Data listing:
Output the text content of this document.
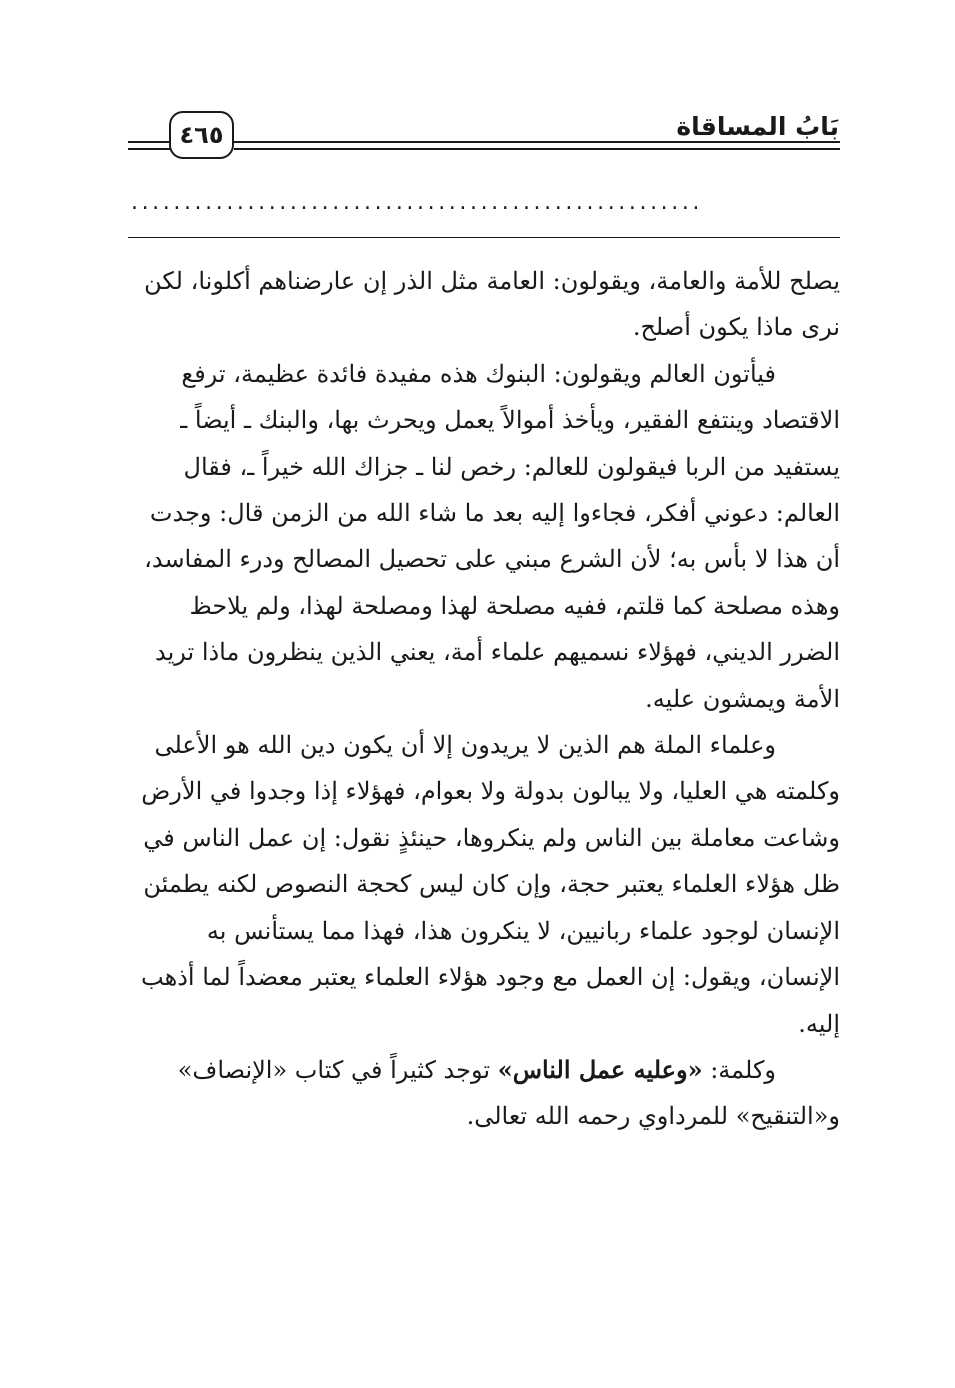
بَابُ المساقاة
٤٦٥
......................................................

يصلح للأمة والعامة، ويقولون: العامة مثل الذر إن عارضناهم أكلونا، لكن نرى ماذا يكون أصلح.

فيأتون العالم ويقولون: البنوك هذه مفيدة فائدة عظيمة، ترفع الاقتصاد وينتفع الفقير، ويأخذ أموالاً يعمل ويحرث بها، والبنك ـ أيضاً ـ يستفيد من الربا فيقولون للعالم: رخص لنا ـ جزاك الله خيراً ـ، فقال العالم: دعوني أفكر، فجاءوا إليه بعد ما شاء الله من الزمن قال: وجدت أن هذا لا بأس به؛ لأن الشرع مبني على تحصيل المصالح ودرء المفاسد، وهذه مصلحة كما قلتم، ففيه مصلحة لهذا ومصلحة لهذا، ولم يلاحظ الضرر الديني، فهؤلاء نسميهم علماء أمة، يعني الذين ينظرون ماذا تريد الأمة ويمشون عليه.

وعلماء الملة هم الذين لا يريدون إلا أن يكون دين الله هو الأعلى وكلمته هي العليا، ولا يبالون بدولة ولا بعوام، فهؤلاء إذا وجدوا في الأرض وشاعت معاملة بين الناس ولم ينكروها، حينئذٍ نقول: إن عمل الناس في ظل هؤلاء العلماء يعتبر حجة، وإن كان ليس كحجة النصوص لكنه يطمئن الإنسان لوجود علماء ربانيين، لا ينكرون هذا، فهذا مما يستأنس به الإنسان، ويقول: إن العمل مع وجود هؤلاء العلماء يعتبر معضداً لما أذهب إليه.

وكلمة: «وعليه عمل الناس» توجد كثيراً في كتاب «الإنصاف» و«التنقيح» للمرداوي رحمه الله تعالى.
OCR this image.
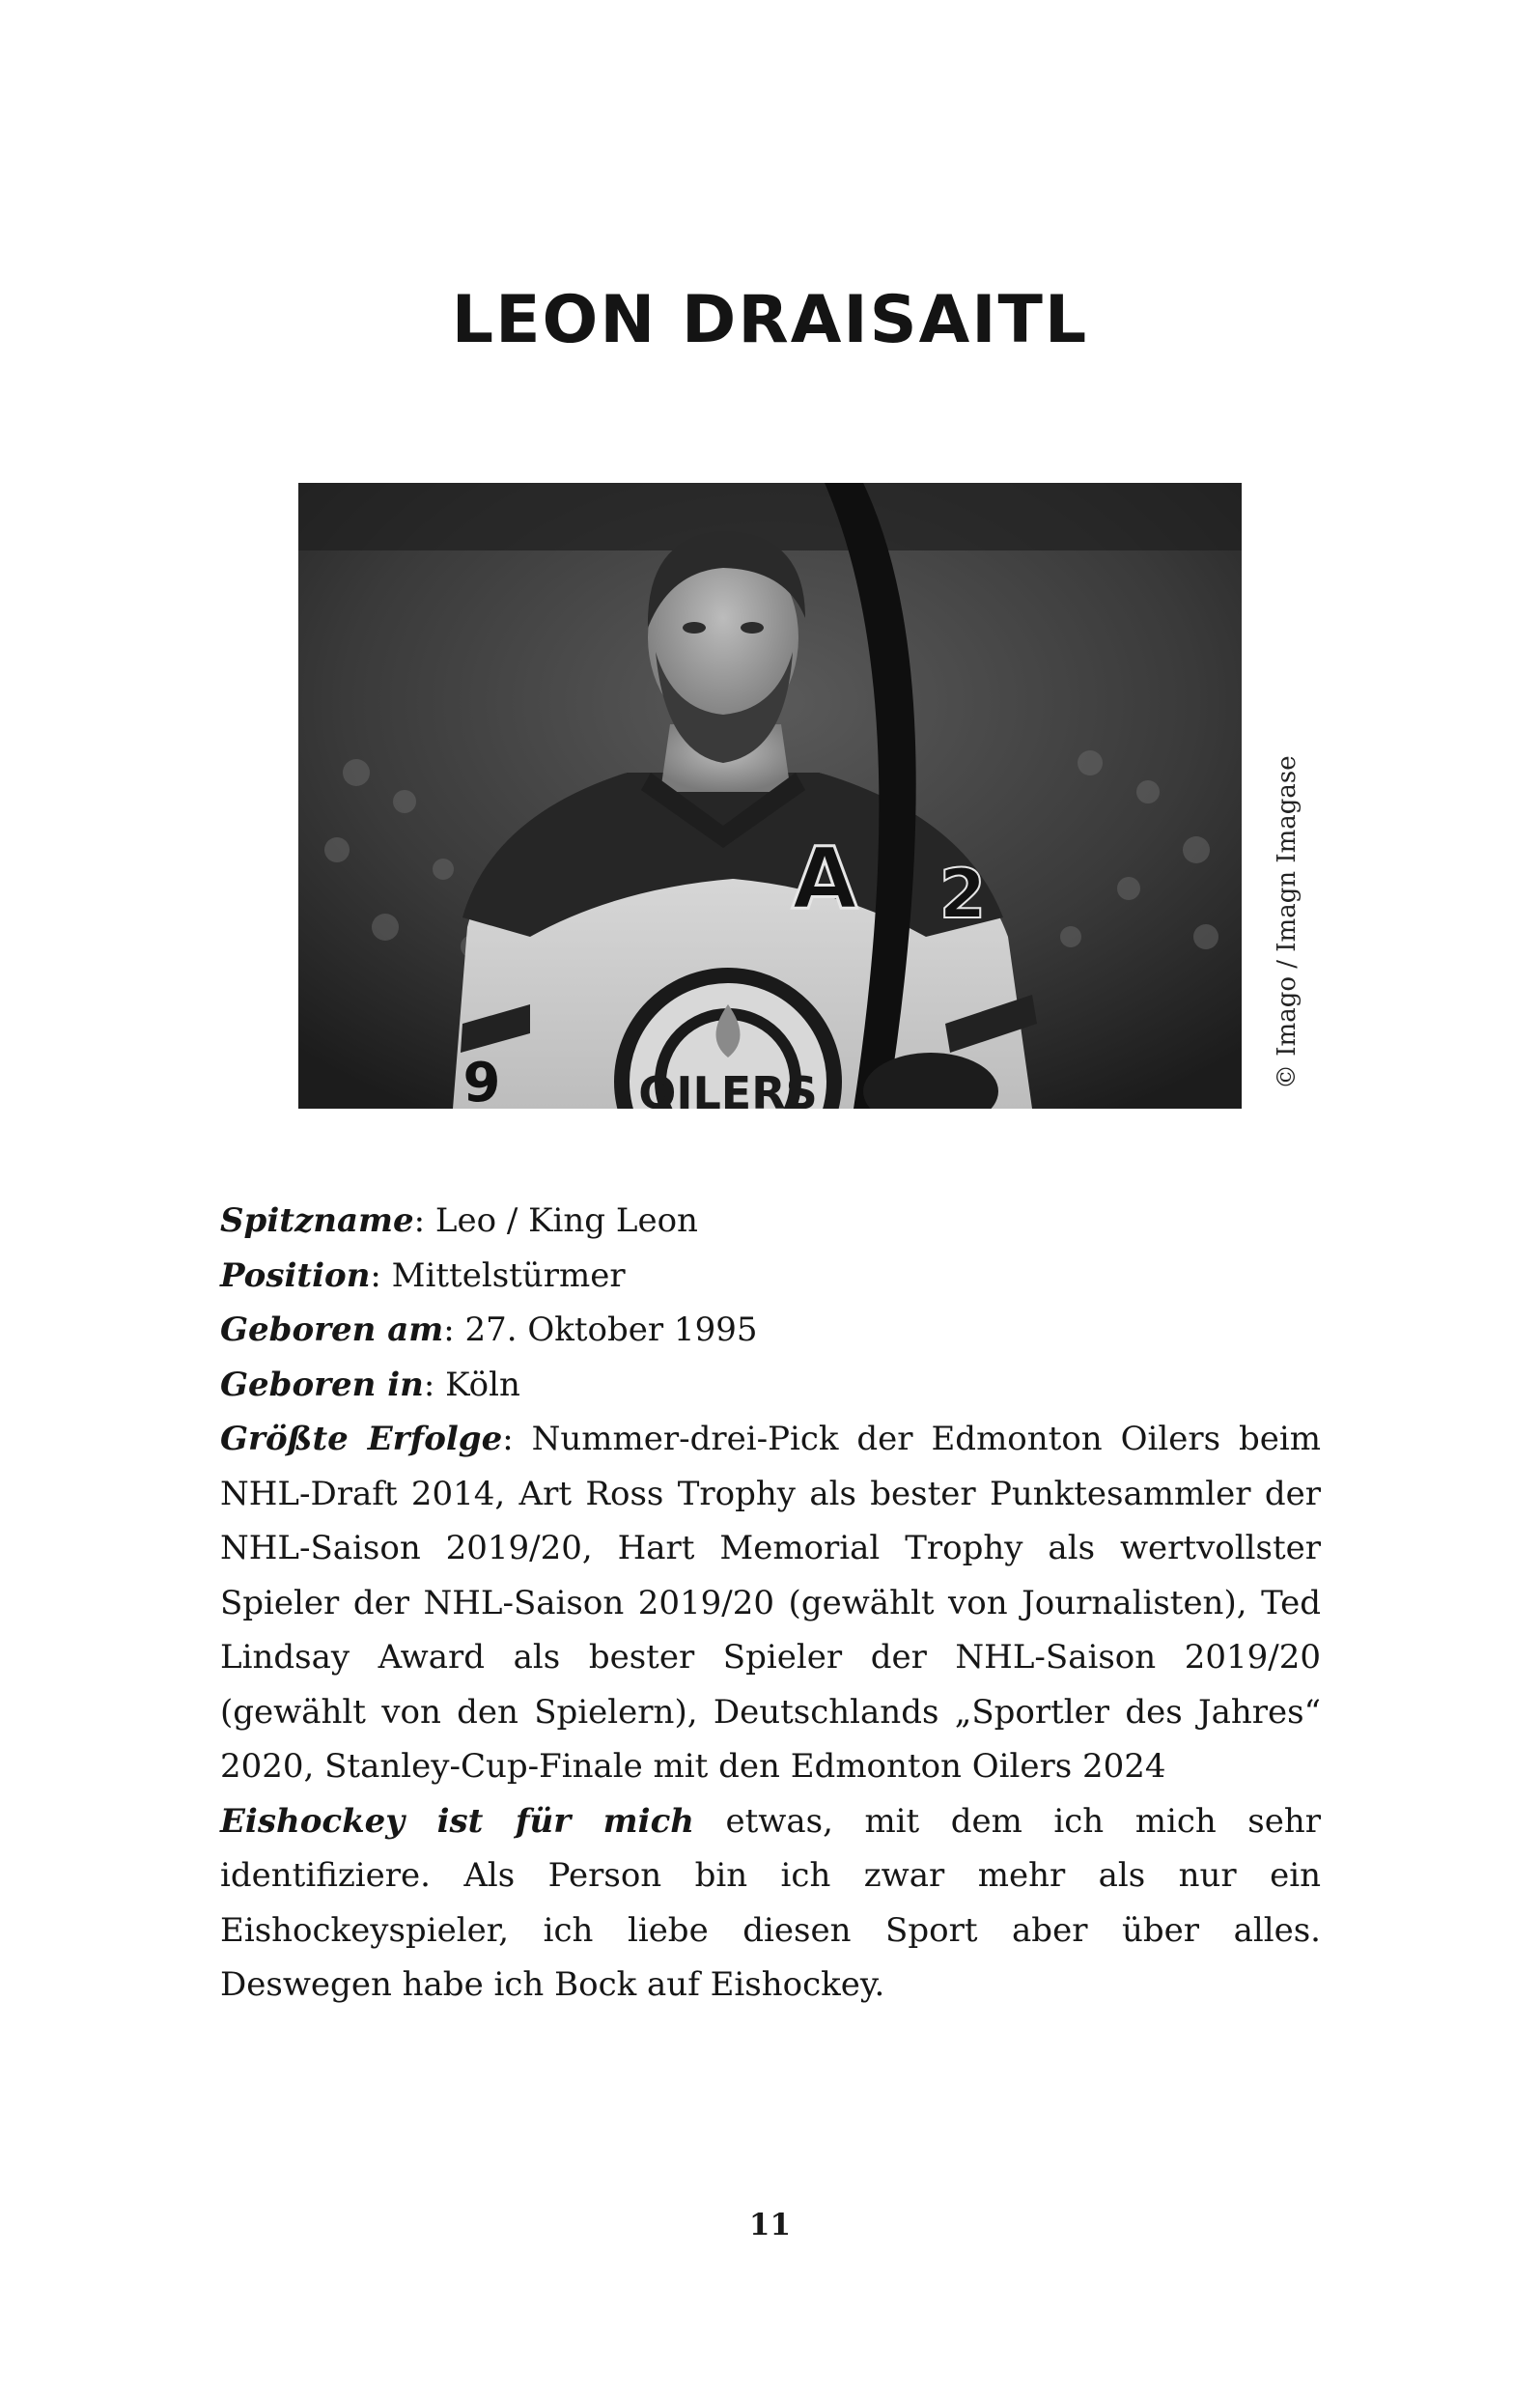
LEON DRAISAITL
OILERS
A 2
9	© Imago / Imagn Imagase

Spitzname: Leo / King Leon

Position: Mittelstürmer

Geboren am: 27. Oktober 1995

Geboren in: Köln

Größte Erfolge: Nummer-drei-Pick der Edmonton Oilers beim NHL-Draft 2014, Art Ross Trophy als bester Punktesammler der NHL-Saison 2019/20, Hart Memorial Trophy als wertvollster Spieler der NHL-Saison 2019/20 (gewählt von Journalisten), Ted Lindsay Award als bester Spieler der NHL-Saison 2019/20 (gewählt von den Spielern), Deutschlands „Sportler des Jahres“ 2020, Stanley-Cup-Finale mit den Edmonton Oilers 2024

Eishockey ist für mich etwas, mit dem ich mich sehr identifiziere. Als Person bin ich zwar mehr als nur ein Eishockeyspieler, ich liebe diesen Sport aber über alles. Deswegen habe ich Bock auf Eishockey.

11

__Objective__:
Reproduce the entries above word for word. Pictures stay out.

__Finished answer__:
Output the text content of this document.
بَابُ المساقاة
٤٦٥
......................................................

يصلح للأمة والعامة، ويقولون: العامة مثل الذر إن عارضناهم أكلونا، لكن نرى ماذا يكون أصلح.

فيأتون العالم ويقولون: البنوك هذه مفيدة فائدة عظيمة، ترفع الاقتصاد وينتفع الفقير، ويأخذ أموالاً يعمل ويحرث بها، والبنك ـ أيضاً ـ يستفيد من الربا فيقولون للعالم: رخص لنا ـ جزاك الله خيراً ـ، فقال العالم: دعوني أفكر، فجاءوا إليه بعد ما شاء الله من الزمن قال: وجدت أن هذا لا بأس به؛ لأن الشرع مبني على تحصيل المصالح ودرء المفاسد، وهذه مصلحة كما قلتم، ففيه مصلحة لهذا ومصلحة لهذا، ولم يلاحظ الضرر الديني، فهؤلاء نسميهم علماء أمة، يعني الذين ينظرون ماذا تريد الأمة ويمشون عليه.

وعلماء الملة هم الذين لا يريدون إلا أن يكون دين الله هو الأعلى وكلمته هي العليا، ولا يبالون بدولة ولا بعوام، فهؤلاء إذا وجدوا في الأرض وشاعت معاملة بين الناس ولم ينكروها، حينئذٍ نقول: إن عمل الناس في ظل هؤلاء العلماء يعتبر حجة، وإن كان ليس كحجة النصوص لكنه يطمئن الإنسان لوجود علماء ربانيين، لا ينكرون هذا، فهذا مما يستأنس به الإنسان، ويقول: إن العمل مع وجود هؤلاء العلماء يعتبر معضداً لما أذهب إليه.

وكلمة: «وعليه عمل الناس» توجد كثيراً في كتاب «الإنصاف» و«التنقيح» للمرداوي رحمه الله تعالى.
OCR this image.
LEON DRAISAITL
OILERS
A 2
9	© Imago / Imagn Imagase

Spitzname: Leo / King Leon

Position: Mittelstürmer

Geboren am: 27. Oktober 1995

Geboren in: Köln

Größte Erfolge: Nummer-drei-Pick der Edmonton Oilers beim NHL-Draft 2014, Art Ross Trophy als bester Punktesammler der NHL-Saison 2019/20, Hart Memorial Trophy als wertvollster Spieler der NHL-Saison 2019/20 (gewählt von Journalisten), Ted Lindsay Award als bester Spieler der NHL-Saison 2019/20 (gewählt von den Spielern), Deutschlands „Sportler des Jahres“ 2020, Stanley-Cup-Finale mit den Edmonton Oilers 2024

Eishockey ist für mich etwas, mit dem ich mich sehr identifiziere. Als Person bin ich zwar mehr als nur ein Eishockeyspieler, ich liebe diesen Sport aber über alles. Deswegen habe ich Bock auf Eishockey.

11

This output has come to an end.